## [EXERCISE DETAILS]
Retype exactly the lines that run from the line with "Give me the" to the final line of the entries, keeping both ends and nothing else.

━━━━

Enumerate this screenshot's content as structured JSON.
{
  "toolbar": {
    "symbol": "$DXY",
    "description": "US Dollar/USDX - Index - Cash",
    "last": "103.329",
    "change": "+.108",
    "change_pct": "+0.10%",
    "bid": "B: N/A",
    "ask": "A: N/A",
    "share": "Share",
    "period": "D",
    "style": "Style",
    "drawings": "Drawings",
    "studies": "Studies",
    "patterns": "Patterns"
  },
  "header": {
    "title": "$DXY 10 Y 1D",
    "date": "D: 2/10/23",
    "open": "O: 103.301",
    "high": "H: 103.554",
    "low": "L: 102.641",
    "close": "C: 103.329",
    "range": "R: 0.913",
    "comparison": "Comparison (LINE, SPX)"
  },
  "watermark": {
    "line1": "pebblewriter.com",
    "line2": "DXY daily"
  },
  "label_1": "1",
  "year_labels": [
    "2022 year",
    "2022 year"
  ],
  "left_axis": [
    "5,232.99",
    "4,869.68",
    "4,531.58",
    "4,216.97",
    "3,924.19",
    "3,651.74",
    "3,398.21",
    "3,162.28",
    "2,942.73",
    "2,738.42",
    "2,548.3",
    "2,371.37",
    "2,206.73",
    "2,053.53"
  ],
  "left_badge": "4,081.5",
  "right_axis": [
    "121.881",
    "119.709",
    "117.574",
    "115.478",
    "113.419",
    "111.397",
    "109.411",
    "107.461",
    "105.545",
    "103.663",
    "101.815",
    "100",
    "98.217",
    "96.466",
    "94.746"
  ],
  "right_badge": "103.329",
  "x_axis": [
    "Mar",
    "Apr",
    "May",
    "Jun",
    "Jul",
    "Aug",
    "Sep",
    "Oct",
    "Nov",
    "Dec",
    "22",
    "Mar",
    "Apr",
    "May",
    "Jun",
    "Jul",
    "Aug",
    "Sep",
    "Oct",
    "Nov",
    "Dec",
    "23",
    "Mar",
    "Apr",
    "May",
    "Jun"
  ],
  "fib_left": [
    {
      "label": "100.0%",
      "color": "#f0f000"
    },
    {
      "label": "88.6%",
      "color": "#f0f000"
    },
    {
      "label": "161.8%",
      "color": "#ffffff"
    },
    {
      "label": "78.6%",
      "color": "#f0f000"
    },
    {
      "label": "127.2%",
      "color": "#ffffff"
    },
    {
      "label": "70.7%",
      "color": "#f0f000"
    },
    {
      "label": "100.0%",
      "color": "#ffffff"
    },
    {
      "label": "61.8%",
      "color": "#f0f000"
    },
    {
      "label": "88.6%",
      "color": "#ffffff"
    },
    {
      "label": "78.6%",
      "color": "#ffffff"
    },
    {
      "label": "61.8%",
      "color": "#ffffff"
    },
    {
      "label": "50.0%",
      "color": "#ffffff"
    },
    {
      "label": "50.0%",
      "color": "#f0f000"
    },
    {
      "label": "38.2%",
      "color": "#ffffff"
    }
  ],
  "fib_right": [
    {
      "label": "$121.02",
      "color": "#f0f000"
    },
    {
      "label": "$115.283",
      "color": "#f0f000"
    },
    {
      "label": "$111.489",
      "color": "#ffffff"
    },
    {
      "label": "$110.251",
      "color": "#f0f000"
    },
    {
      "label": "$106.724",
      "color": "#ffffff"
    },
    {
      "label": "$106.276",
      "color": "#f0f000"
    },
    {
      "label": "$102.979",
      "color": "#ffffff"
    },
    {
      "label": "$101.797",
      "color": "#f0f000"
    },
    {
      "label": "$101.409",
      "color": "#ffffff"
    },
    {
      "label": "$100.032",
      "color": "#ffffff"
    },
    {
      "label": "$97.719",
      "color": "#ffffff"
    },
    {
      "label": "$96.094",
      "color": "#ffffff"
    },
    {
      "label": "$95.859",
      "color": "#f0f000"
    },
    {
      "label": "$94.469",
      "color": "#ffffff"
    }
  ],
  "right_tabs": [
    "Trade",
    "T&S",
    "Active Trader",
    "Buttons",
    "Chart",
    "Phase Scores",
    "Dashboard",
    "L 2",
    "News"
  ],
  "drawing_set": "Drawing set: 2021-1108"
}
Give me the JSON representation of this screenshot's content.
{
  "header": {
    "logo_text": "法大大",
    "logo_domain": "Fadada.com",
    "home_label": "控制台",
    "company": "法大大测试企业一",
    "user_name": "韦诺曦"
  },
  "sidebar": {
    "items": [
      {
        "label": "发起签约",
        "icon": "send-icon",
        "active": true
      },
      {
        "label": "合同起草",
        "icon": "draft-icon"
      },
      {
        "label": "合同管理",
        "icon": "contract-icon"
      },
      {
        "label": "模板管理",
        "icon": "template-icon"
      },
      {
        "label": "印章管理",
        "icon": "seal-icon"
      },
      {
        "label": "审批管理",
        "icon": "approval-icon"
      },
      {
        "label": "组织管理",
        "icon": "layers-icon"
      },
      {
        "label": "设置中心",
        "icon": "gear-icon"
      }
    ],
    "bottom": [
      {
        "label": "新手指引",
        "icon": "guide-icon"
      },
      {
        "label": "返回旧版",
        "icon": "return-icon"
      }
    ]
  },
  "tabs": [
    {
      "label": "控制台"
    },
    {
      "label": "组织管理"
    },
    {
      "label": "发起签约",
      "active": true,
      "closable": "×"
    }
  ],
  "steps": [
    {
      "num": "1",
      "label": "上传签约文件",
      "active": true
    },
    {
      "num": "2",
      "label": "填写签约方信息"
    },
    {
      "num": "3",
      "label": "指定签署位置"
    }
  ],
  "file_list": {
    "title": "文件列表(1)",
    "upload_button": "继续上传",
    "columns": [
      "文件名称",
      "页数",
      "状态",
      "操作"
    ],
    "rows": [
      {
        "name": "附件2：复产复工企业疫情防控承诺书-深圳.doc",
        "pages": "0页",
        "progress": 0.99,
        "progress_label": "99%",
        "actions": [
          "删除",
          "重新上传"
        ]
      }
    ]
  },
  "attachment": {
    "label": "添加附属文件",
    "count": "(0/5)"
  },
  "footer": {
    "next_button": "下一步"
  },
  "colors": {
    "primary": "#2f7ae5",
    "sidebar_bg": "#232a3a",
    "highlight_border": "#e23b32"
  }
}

━━━━

## [SOLUTION FOR THIS PROBLEM]
Give me the JSON representation of this screenshot's content.
{
  "header": {
    "logo_text": "法大大",
    "logo_domain": "Fadada.com",
    "home_label": "控制台",
    "company": "法大大测试企业一",
    "user_name": "韦诺曦"
  },
  "sidebar": {
    "items": [
      {
        "label": "发起签约",
        "icon": "send-icon",
        "active": true
      },
      {
        "label": "合同起草",
        "icon": "draft-icon"
      },
      {
        "label": "合同管理",
        "icon": "contract-icon"
      },
      {
        "label": "模板管理",
        "icon": "template-icon"
      },
      {
        "label": "印章管理",
        "icon": "seal-icon"
      },
      {
        "label": "审批管理",
        "icon": "approval-icon"
      },
      {
        "label": "组织管理",
        "icon": "layers-icon"
      },
      {
        "label": "设置中心",
        "icon": "gear-icon"
      }
    ],
    "bottom": [
      {
        "label": "新手指引",
        "icon": "guide-icon"
      },
      {
        "label": "返回旧版",
        "icon": "return-icon"
      }
    ]
  },
  "tabs": [
    {
      "label": "控制台"
    },
    {
      "label": "组织管理"
    },
    {
      "label": "发起签约",
      "active": true,
      "closable": "×"
    }
  ],
  "steps": [
    {
      "num": "1",
      "label": "上传签约文件",
      "active": true
    },
    {
      "num": "2",
      "label": "填写签约方信息"
    },
    {
      "num": "3",
      "label": "指定签署位置"
    }
  ],
  "file_list": {
    "title": "文件列表(1)",
    "upload_button": "继续上传",
    "columns": [
      "文件名称",
      "页数",
      "状态",
      "操作"
    ],
    "rows": [
      {
        "name": "附件2：复产复工企业疫情防控承诺书-深圳.doc",
        "pages": "0页",
        "progress": 0.99,
        "progress_label": "99%",
        "actions": [
          "删除",
          "重新上传"
        ]
      }
    ]
  },
  "attachment": {
    "label": "添加附属文件",
    "count": "(0/5)"
  },
  "footer": {
    "next_button": "下一步"
  },
  "colors": {
    "primary": "#2f7ae5",
    "sidebar_bg": "#232a3a",
    "highlight_border": "#e23b32"
  }
}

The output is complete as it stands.